## Supplied material
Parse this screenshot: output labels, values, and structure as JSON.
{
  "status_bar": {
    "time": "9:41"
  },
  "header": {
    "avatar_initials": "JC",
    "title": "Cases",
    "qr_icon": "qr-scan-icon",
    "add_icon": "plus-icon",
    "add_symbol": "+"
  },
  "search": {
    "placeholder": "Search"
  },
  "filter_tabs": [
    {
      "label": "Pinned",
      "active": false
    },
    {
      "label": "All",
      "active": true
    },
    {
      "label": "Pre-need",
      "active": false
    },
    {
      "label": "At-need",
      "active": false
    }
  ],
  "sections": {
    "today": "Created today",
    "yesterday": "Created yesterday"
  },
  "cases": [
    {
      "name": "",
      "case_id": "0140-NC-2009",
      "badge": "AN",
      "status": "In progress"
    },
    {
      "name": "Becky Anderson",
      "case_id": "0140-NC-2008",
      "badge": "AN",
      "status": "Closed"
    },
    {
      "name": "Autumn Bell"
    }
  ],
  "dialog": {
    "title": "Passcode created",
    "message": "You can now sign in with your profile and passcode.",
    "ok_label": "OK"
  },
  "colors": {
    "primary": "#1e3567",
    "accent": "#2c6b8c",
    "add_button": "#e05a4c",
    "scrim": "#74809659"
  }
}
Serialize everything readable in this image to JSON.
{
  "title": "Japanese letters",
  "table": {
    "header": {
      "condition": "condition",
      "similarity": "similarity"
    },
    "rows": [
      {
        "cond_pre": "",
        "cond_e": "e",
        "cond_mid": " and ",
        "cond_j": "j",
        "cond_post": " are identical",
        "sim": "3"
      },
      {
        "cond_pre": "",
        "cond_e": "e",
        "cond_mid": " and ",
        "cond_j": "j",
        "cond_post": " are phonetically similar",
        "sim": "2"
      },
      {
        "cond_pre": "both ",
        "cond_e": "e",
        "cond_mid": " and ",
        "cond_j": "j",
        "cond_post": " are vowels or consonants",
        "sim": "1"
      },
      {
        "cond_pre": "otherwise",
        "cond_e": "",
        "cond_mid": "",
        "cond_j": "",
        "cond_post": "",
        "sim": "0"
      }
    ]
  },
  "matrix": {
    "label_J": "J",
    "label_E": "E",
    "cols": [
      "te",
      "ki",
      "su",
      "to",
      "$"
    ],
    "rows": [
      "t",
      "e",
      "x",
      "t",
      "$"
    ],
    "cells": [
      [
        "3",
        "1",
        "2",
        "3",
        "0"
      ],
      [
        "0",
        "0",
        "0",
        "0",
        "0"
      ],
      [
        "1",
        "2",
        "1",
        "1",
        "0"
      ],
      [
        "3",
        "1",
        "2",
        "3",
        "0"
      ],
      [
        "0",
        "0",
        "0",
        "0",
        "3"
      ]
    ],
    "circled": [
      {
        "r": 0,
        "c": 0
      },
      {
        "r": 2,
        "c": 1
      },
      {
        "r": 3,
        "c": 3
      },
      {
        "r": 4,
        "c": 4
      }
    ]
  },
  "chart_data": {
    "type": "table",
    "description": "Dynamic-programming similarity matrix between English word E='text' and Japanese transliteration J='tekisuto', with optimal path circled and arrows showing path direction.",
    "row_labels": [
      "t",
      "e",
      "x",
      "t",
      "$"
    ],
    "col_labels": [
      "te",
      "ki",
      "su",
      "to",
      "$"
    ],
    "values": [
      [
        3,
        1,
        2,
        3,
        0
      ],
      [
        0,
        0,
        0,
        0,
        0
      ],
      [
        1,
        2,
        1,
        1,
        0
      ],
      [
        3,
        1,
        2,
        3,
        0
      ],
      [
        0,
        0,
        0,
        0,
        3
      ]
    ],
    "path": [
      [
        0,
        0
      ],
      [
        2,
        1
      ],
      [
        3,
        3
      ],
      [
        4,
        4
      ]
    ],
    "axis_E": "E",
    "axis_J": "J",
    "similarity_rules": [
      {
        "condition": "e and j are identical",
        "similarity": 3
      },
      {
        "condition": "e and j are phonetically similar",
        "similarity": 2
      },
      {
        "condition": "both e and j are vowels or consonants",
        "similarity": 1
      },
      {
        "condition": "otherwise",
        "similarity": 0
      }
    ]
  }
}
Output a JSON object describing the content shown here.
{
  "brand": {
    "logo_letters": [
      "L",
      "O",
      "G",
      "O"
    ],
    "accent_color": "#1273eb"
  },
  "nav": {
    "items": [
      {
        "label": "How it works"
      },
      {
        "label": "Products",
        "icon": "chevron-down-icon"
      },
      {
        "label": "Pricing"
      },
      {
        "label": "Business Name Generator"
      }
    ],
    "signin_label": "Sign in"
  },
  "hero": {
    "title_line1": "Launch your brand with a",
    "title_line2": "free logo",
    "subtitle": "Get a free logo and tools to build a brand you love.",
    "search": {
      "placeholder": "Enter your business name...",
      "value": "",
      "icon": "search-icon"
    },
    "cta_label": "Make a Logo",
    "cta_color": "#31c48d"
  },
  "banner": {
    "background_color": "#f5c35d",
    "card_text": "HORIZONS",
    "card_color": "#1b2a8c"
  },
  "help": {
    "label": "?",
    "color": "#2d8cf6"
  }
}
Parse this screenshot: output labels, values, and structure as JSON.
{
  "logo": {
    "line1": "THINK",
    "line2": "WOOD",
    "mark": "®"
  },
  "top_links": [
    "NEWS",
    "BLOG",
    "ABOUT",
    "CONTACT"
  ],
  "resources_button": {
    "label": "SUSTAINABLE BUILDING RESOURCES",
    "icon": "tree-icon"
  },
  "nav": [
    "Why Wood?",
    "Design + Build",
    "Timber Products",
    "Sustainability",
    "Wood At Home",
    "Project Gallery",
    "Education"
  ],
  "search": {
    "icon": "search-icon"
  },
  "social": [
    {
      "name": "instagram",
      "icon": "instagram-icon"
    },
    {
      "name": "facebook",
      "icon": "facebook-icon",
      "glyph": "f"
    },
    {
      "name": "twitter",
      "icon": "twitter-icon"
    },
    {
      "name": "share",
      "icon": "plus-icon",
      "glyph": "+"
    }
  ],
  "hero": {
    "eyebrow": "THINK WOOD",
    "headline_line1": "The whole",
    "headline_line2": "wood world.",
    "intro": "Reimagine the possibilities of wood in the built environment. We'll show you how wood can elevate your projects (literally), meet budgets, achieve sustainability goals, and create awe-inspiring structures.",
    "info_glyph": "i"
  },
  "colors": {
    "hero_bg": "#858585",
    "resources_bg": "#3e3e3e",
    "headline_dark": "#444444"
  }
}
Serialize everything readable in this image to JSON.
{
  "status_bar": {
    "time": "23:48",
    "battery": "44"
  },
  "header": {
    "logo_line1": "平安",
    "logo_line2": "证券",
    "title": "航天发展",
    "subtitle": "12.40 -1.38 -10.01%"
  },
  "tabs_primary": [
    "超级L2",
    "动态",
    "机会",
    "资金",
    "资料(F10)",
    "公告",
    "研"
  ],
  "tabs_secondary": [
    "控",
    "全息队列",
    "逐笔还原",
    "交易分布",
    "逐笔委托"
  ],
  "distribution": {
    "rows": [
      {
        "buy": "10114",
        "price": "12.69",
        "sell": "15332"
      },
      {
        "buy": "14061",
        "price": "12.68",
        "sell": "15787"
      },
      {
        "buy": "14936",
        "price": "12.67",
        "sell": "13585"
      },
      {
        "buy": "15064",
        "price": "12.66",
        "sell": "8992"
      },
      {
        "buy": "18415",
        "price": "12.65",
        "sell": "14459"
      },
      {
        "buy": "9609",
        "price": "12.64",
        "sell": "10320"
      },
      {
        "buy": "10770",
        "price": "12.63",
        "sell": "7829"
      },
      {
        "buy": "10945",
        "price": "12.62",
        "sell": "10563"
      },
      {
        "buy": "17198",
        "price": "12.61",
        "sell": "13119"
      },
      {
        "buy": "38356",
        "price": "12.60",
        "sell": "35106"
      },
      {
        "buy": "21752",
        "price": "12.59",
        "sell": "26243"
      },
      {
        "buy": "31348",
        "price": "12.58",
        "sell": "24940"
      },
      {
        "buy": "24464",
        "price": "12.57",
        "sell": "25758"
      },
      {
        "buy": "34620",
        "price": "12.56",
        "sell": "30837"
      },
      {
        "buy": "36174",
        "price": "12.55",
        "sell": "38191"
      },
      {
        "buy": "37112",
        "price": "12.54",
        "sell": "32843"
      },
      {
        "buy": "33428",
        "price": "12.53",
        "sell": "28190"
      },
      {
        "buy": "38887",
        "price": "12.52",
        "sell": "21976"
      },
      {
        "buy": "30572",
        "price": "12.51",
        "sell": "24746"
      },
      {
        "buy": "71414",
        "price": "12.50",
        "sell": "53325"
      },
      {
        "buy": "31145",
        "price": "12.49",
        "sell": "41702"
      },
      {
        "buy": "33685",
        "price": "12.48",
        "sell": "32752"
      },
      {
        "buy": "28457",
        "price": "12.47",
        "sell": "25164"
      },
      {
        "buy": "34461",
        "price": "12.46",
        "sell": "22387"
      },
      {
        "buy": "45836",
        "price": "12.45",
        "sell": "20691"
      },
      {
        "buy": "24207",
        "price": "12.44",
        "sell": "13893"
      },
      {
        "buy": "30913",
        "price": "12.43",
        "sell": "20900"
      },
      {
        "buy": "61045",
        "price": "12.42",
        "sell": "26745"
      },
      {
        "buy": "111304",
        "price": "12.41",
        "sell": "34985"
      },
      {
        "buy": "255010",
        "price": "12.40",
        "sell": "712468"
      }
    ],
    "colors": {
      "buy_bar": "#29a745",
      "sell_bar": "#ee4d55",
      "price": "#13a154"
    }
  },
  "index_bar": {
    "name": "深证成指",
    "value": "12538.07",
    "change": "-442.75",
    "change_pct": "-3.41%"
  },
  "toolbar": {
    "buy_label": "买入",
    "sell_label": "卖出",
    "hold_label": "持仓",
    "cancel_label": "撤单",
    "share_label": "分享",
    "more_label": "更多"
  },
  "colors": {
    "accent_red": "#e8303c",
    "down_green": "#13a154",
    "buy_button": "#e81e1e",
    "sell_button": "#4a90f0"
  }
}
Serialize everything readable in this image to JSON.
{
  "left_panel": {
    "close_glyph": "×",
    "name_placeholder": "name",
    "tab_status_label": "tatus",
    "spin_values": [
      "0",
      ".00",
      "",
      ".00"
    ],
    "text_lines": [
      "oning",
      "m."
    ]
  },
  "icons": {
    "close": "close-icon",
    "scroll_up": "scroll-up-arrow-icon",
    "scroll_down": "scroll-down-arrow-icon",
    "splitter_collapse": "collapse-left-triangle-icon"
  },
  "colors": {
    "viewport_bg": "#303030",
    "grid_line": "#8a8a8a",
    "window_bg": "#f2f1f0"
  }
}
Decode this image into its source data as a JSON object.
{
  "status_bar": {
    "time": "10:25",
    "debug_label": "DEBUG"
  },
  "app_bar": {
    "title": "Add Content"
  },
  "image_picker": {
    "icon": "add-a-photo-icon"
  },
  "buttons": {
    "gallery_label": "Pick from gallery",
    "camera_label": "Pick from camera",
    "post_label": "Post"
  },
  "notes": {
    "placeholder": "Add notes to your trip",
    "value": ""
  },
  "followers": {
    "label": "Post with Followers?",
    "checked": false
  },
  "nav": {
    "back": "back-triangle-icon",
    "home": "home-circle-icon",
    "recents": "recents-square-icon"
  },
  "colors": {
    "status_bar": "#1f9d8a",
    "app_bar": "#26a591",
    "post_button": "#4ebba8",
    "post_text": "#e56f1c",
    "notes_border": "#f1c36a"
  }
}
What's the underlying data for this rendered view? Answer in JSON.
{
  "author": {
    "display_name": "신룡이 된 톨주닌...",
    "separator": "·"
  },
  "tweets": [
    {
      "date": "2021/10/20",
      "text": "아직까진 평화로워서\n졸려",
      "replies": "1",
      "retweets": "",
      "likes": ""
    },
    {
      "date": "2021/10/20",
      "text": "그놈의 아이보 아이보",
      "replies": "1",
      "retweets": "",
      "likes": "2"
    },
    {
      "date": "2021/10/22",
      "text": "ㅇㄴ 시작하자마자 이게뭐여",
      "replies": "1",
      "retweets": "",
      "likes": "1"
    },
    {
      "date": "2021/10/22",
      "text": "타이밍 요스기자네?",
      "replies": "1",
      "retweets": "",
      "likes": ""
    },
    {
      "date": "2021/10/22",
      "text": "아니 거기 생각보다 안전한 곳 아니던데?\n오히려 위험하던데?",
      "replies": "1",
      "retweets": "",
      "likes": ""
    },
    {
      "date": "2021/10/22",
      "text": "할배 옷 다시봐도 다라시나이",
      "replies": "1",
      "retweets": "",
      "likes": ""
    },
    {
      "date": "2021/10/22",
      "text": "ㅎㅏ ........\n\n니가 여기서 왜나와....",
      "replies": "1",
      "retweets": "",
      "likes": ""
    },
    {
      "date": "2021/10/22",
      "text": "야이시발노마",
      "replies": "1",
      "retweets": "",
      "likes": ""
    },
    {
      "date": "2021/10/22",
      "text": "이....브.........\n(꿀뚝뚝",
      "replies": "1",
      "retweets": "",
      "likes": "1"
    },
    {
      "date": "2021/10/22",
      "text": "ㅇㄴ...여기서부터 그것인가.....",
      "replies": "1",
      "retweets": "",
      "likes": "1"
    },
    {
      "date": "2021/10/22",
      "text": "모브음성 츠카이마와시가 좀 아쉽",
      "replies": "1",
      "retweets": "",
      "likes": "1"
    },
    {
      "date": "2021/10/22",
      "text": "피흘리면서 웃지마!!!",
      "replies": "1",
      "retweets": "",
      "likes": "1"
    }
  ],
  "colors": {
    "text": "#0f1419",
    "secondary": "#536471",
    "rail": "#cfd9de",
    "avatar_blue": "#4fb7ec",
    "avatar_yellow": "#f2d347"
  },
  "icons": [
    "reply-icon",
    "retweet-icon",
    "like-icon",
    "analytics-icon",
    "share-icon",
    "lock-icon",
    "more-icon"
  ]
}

## Short task
Find "path". Copy every line it occurs in.

## Output of the exercise
    "description": "Dynamic-programming similarity matrix between English word E='text' and Japanese transliteration J='tekisuto', with optimal path circled and arrows showing path direction.",
    "path": [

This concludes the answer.